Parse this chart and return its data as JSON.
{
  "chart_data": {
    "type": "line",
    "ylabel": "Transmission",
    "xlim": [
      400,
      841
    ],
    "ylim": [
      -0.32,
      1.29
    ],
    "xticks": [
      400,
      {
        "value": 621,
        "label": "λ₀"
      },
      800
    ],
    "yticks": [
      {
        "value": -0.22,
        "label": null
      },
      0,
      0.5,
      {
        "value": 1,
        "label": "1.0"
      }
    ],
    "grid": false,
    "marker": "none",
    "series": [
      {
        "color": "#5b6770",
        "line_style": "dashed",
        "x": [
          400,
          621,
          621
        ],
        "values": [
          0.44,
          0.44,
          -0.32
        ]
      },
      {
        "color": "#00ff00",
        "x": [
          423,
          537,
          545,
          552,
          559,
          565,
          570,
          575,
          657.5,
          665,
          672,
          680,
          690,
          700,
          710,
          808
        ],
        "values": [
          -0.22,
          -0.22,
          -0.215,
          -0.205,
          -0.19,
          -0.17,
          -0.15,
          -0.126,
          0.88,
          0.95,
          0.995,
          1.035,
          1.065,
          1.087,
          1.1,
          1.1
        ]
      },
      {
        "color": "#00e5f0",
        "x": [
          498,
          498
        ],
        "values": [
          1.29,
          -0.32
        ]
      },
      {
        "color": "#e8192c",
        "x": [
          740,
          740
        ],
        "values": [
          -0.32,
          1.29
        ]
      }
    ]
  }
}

++++++++++++++++++++

-- REQUIREMENT --
Which lines contain the word "color"? Return each of them.

-- RESPONSE --
        "color": "#5b6770",
        "color": "#00ff00",
        "color": "#00e5f0",
        "color": "#e8192c",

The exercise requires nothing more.